WORK TO COMPLETE ▸
Extract each line of the data below exactly as written.

DATASET RECORDS ▸

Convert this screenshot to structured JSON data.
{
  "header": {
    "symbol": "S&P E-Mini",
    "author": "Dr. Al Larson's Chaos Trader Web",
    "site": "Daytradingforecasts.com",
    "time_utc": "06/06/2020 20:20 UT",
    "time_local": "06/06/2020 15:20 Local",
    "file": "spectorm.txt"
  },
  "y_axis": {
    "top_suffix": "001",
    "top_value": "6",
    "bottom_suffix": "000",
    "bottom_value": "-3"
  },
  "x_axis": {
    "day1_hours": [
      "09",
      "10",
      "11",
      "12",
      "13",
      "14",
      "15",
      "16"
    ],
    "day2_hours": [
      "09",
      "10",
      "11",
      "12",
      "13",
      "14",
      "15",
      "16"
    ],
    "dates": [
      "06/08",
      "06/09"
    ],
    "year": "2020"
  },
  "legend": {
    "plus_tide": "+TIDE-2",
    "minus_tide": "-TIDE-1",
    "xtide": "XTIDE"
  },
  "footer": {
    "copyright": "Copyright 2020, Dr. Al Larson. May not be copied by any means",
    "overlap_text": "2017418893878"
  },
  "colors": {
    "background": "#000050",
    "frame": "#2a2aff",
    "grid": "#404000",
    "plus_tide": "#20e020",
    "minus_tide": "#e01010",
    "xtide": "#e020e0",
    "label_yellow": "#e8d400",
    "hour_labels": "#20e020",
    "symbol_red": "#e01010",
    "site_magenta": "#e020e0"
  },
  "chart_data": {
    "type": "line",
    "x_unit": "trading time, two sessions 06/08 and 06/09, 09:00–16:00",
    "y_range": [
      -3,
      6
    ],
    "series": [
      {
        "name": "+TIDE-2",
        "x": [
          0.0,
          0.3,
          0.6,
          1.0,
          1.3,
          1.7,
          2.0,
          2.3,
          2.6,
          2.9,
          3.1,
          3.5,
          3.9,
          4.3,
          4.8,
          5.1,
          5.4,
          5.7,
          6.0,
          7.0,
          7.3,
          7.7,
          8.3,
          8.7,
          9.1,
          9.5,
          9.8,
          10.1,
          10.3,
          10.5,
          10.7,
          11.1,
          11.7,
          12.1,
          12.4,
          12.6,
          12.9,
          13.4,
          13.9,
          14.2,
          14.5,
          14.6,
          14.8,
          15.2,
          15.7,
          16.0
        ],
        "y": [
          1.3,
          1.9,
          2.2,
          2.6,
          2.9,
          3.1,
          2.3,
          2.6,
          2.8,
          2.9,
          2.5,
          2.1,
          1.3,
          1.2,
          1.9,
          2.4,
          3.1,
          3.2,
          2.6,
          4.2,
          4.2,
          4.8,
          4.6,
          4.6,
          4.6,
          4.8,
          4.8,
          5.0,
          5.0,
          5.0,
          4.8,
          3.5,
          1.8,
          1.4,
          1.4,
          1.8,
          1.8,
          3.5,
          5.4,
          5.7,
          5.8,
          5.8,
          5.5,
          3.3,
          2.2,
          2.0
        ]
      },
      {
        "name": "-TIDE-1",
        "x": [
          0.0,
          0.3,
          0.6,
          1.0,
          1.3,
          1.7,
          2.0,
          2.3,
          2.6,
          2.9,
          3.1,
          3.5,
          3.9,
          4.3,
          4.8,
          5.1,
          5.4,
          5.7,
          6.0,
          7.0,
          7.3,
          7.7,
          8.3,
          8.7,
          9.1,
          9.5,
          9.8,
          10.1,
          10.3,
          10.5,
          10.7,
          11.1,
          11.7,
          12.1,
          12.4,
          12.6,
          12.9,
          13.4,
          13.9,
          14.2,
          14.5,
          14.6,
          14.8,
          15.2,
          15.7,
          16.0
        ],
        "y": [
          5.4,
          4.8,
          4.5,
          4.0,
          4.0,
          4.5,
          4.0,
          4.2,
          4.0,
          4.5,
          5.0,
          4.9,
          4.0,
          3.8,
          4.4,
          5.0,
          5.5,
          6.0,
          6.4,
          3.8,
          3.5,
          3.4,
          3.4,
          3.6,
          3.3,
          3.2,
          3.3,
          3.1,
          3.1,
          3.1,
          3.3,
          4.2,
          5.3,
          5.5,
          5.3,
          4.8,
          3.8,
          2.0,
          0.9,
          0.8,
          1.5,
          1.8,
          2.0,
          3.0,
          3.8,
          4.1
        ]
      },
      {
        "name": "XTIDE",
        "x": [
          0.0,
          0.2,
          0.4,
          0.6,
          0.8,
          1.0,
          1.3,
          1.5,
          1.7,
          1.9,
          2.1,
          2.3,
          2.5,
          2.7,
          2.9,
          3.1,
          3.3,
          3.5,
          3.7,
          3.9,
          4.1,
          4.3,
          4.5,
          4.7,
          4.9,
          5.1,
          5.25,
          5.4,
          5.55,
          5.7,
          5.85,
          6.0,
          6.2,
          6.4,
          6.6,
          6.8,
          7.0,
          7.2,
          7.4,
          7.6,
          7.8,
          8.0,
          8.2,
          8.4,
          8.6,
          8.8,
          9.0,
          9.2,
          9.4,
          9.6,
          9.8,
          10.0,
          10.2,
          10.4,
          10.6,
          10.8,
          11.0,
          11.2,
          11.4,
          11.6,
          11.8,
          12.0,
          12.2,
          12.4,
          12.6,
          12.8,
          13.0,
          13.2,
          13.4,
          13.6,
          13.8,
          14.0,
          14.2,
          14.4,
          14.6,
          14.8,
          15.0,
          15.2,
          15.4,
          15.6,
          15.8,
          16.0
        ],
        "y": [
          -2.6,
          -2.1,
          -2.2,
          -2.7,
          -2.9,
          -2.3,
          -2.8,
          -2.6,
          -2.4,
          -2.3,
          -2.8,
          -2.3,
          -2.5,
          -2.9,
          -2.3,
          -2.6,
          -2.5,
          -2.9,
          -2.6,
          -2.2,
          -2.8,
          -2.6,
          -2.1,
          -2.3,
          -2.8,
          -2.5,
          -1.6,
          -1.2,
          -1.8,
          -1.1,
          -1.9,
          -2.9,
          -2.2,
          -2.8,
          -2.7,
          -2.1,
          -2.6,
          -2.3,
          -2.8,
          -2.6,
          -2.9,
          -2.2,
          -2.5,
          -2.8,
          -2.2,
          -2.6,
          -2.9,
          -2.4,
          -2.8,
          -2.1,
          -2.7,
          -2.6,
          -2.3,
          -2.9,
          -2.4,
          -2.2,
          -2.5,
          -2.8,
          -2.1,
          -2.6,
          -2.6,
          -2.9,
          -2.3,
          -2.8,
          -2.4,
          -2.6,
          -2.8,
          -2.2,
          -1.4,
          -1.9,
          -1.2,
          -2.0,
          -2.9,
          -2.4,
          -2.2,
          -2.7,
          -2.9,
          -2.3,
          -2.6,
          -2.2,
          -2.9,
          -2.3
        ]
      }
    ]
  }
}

OUTPUT ▸
Convert this screenshot to structured JSON data.
{
  "header": {
    "symbol": "S&P E-Mini",
    "author": "Dr. Al Larson's Chaos Trader Web",
    "site": "Daytradingforecasts.com",
    "time_utc": "06/06/2020 20:20 UT",
    "time_local": "06/06/2020 15:20 Local",
    "file": "spectorm.txt"
  },
  "y_axis": {
    "top_suffix": "001",
    "top_value": "6",
    "bottom_suffix": "000",
    "bottom_value": "-3"
  },
  "x_axis": {
    "day1_hours": [
      "09",
      "10",
      "11",
      "12",
      "13",
      "14",
      "15",
      "16"
    ],
    "day2_hours": [
      "09",
      "10",
      "11",
      "12",
      "13",
      "14",
      "15",
      "16"
    ],
    "dates": [
      "06/08",
      "06/09"
    ],
    "year": "2020"
  },
  "legend": {
    "plus_tide": "+TIDE-2",
    "minus_tide": "-TIDE-1",
    "xtide": "XTIDE"
  },
  "footer": {
    "copyright": "Copyright 2020, Dr. Al Larson. May not be copied by any means",
    "overlap_text": "2017418893878"
  },
  "colors": {
    "background": "#000050",
    "frame": "#2a2aff",
    "grid": "#404000",
    "plus_tide": "#20e020",
    "minus_tide": "#e01010",
    "xtide": "#e020e0",
    "label_yellow": "#e8d400",
    "hour_labels": "#20e020",
    "symbol_red": "#e01010",
    "site_magenta": "#e020e0"
  },
  "chart_data": {
    "type": "line",
    "x_unit": "trading time, two sessions 06/08 and 06/09, 09:00–16:00",
    "y_range": [
      -3,
      6
    ],
    "series": [
      {
        "name": "+TIDE-2",
        "x": [
          0.0,
          0.3,
          0.6,
          1.0,
          1.3,
          1.7,
          2.0,
          2.3,
          2.6,
          2.9,
          3.1,
          3.5,
          3.9,
          4.3,
          4.8,
          5.1,
          5.4,
          5.7,
          6.0,
          7.0,
          7.3,
          7.7,
          8.3,
          8.7,
          9.1,
          9.5,
          9.8,
          10.1,
          10.3,
          10.5,
          10.7,
          11.1,
          11.7,
          12.1,
          12.4,
          12.6,
          12.9,
          13.4,
          13.9,
          14.2,
          14.5,
          14.6,
          14.8,
          15.2,
          15.7,
          16.0
        ],
        "y": [
          1.3,
          1.9,
          2.2,
          2.6,
          2.9,
          3.1,
          2.3,
          2.6,
          2.8,
          2.9,
          2.5,
          2.1,
          1.3,
          1.2,
          1.9,
          2.4,
          3.1,
          3.2,
          2.6,
          4.2,
          4.2,
          4.8,
          4.6,
          4.6,
          4.6,
          4.8,
          4.8,
          5.0,
          5.0,
          5.0,
          4.8,
          3.5,
          1.8,
          1.4,
          1.4,
          1.8,
          1.8,
          3.5,
          5.4,
          5.7,
          5.8,
          5.8,
          5.5,
          3.3,
          2.2,
          2.0
        ]
      },
      {
        "name": "-TIDE-1",
        "x": [
          0.0,
          0.3,
          0.6,
          1.0,
          1.3,
          1.7,
          2.0,
          2.3,
          2.6,
          2.9,
          3.1,
          3.5,
          3.9,
          4.3,
          4.8,
          5.1,
          5.4,
          5.7,
          6.0,
          7.0,
          7.3,
          7.7,
          8.3,
          8.7,
          9.1,
          9.5,
          9.8,
          10.1,
          10.3,
          10.5,
          10.7,
          11.1,
          11.7,
          12.1,
          12.4,
          12.6,
          12.9,
          13.4,
          13.9,
          14.2,
          14.5,
          14.6,
          14.8,
          15.2,
          15.7,
          16.0
        ],
        "y": [
          5.4,
          4.8,
          4.5,
          4.0,
          4.0,
          4.5,
          4.0,
          4.2,
          4.0,
          4.5,
          5.0,
          4.9,
          4.0,
          3.8,
          4.4,
          5.0,
          5.5,
          6.0,
          6.4,
          3.8,
          3.5,
          3.4,
          3.4,
          3.6,
          3.3,
          3.2,
          3.3,
          3.1,
          3.1,
          3.1,
          3.3,
          4.2,
          5.3,
          5.5,
          5.3,
          4.8,
          3.8,
          2.0,
          0.9,
          0.8,
          1.5,
          1.8,
          2.0,
          3.0,
          3.8,
          4.1
        ]
      },
      {
        "name": "XTIDE",
        "x": [
          0.0,
          0.2,
          0.4,
          0.6,
          0.8,
          1.0,
          1.3,
          1.5,
          1.7,
          1.9,
          2.1,
          2.3,
          2.5,
          2.7,
          2.9,
          3.1,
          3.3,
          3.5,
          3.7,
          3.9,
          4.1,
          4.3,
          4.5,
          4.7,
          4.9,
          5.1,
          5.25,
          5.4,
          5.55,
          5.7,
          5.85,
          6.0,
          6.2,
          6.4,
          6.6,
          6.8,
          7.0,
          7.2,
          7.4,
          7.6,
          7.8,
          8.0,
          8.2,
          8.4,
          8.6,
          8.8,
          9.0,
          9.2,
          9.4,
          9.6,
          9.8,
          10.0,
          10.2,
          10.4,
          10.6,
          10.8,
          11.0,
          11.2,
          11.4,
          11.6,
          11.8,
          12.0,
          12.2,
          12.4,
          12.6,
          12.8,
          13.0,
          13.2,
          13.4,
          13.6,
          13.8,
          14.0,
          14.2,
          14.4,
          14.6,
          14.8,
          15.0,
          15.2,
          15.4,
          15.6,
          15.8,
          16.0
        ],
        "y": [
          -2.6,
          -2.1,
          -2.2,
          -2.7,
          -2.9,
          -2.3,
          -2.8,
          -2.6,
          -2.4,
          -2.3,
          -2.8,
          -2.3,
          -2.5,
          -2.9,
          -2.3,
          -2.6,
          -2.5,
          -2.9,
          -2.6,
          -2.2,
          -2.8,
          -2.6,
          -2.1,
          -2.3,
          -2.8,
          -2.5,
          -1.6,
          -1.2,
          -1.8,
          -1.1,
          -1.9,
          -2.9,
          -2.2,
          -2.8,
          -2.7,
          -2.1,
          -2.6,
          -2.3,
          -2.8,
          -2.6,
          -2.9,
          -2.2,
          -2.5,
          -2.8,
          -2.2,
          -2.6,
          -2.9,
          -2.4,
          -2.8,
          -2.1,
          -2.7,
          -2.6,
          -2.3,
          -2.9,
          -2.4,
          -2.2,
          -2.5,
          -2.8,
          -2.1,
          -2.6,
          -2.6,
          -2.9,
          -2.3,
          -2.8,
          -2.4,
          -2.6,
          -2.8,
          -2.2,
          -1.4,
          -1.9,
          -1.2,
          -2.0,
          -2.9,
          -2.4,
          -2.2,
          -2.7,
          -2.9,
          -2.3,
          -2.6,
          -2.2,
          -2.9,
          -2.3
        ]
      }
    ]
  }
}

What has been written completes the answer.